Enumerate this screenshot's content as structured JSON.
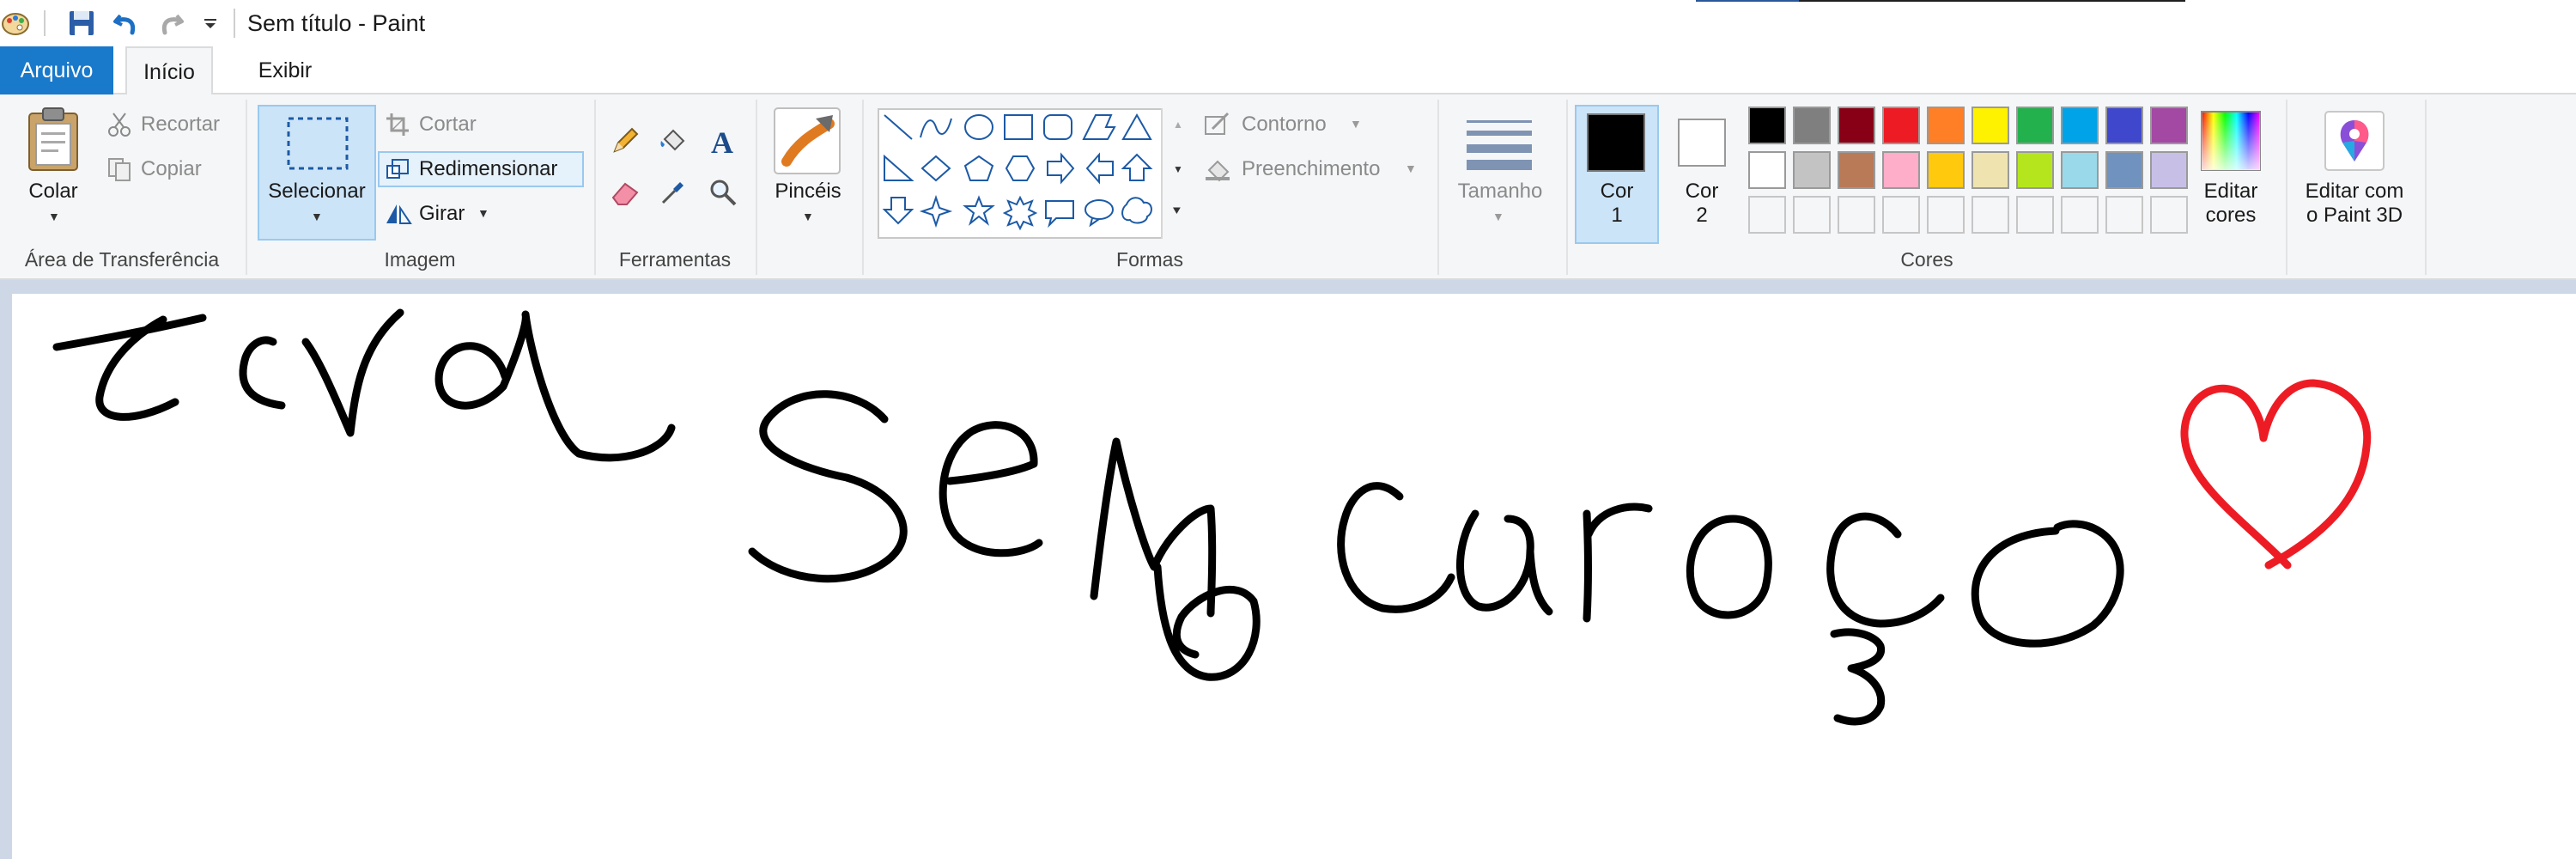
{
  "window": {
    "title": "Sem título - Paint"
  },
  "tabs": {
    "file": "Arquivo",
    "home": "Início",
    "view": "Exibir"
  },
  "ribbon": {
    "clipboard": {
      "paste": "Colar",
      "cut": "Recortar",
      "copy": "Copiar",
      "group": "Área de Transferência"
    },
    "image": {
      "select": "Selecionar",
      "crop": "Cortar",
      "resize": "Redimensionar",
      "rotate": "Girar",
      "group": "Imagem"
    },
    "tools": {
      "group": "Ferramentas"
    },
    "brushes": {
      "label": "Pincéis"
    },
    "shapes": {
      "outline": "Contorno",
      "fill": "Preenchimento",
      "group": "Formas"
    },
    "size": {
      "label": "Tamanho"
    },
    "colors": {
      "color1_line1": "Cor",
      "color1_line2": "1",
      "color2_line1": "Cor",
      "color2_line2": "2",
      "edit_line1": "Editar",
      "edit_line2": "cores",
      "paint3d_line1": "Editar com",
      "paint3d_line2": "o Paint 3D",
      "group": "Cores",
      "color1_value": "#000000",
      "color2_value": "#ffffff",
      "palette": [
        "#000000",
        "#7f7f7f",
        "#880015",
        "#ed1c24",
        "#ff7f27",
        "#fff200",
        "#22b14c",
        "#00a2e8",
        "#3f48cc",
        "#a349a4",
        "#ffffff",
        "#c3c3c3",
        "#b97a57",
        "#ffaec9",
        "#ffc90e",
        "#efe4b0",
        "#b5e61d",
        "#99d9ea",
        "#7092be",
        "#c8bfe7"
      ]
    }
  },
  "canvas": {
    "drawing": "handwritten doodle: wave-like scribble, the words 'Sem caroço' in black marker and a red heart"
  }
}
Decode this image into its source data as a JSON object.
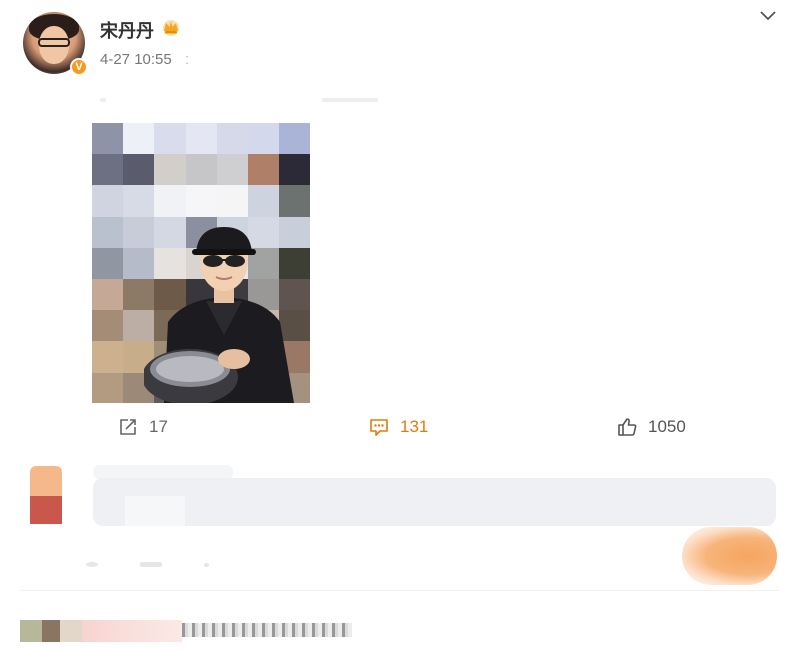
{
  "post": {
    "author": "宋丹丹",
    "verified_badge": "V",
    "time": "4-27 10:55",
    "time_tail": ":",
    "menu_icon": "chevron-down-icon",
    "crown_icon": "crown-icon"
  },
  "actions": {
    "forward_count": "17",
    "comment_count": "131",
    "like_count": "1050",
    "comment_color": "#e07b0c"
  },
  "mosaic_colors": [
    [
      "#8e93a8",
      "#eef0f8",
      "#d9dced",
      "#e4e7f3",
      "#d6d9ea",
      "#d4d8ec",
      "#a9b4d7"
    ],
    [
      "#6d6f83",
      "#5a5c6e",
      "#d2cfca",
      "#c6c5c7",
      "#cfcfd2",
      "#b07f68",
      "#2b2a36"
    ],
    [
      "#cfd4e0",
      "#d7dbe6",
      "#f1f2f5",
      "#f6f6f8",
      "#f5f5f6",
      "#cdd3df",
      "#6c7270"
    ],
    [
      "#bac1ce",
      "#c7ccd8",
      "#d3d8e3",
      "#8b8fa0",
      "#cdd3df",
      "#d5d9e3",
      "#c9cfda"
    ],
    [
      "#9097a3",
      "#b5bbc8",
      "#e5e2e0",
      "#d9d4d0",
      "#e9e9ec",
      "#a1a3a3",
      "#3d3e34"
    ],
    [
      "#c6a897",
      "#8c7a66",
      "#6d5a48",
      "#39373c",
      "#3e3b40",
      "#9a9896",
      "#5f5450"
    ],
    [
      "#a58c77",
      "#bcaea5",
      "#7b6a58",
      "#2f2c31",
      "#322f34",
      "#cab8ae",
      "#5a4f45"
    ],
    [
      "#cdb08e",
      "#c7ad8a",
      "#a08d76",
      "#4a4c53",
      "#6e6d73",
      "#3f3b40",
      "#9b7866"
    ],
    [
      "#b39b82",
      "#9a8a77",
      "#5e5a5c",
      "#565459",
      "#6d6a6c",
      "#3d7a42",
      "#a5917f"
    ]
  ]
}
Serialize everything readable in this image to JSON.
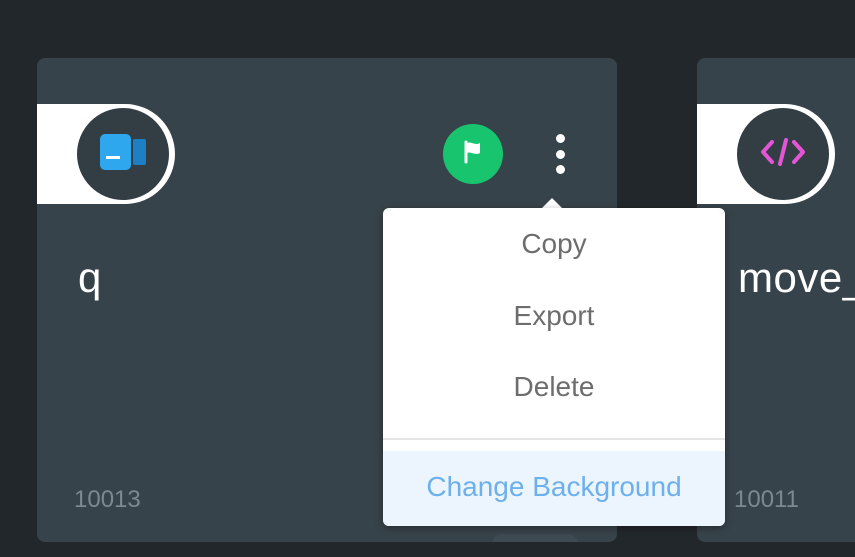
{
  "cards": [
    {
      "title": "q",
      "id": "10013",
      "icon": "video-camera-icon",
      "icon_color": "#2fa7ee"
    },
    {
      "title": "move_",
      "id": "10011",
      "icon": "code-icon",
      "icon_color": "#e455d6"
    }
  ],
  "actions": {
    "flag_color": "#18c46e",
    "flag_icon": "flag-icon",
    "more_icon": "more-vertical-icon"
  },
  "menu": {
    "items": [
      {
        "label": "Copy"
      },
      {
        "label": "Export"
      },
      {
        "label": "Delete"
      }
    ],
    "highlight_item": {
      "label": "Change Background"
    },
    "highlight_color": "#6cb0ec"
  }
}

########################################

**Task directions**.
Select every line where the word "label" occurs.

**The output**.
      "label": "Pincéis"
      "label": "Tamanho"
        "label": "Copy"
        "label": "Export"
        "label": "Delete"
      "label": "Change Background"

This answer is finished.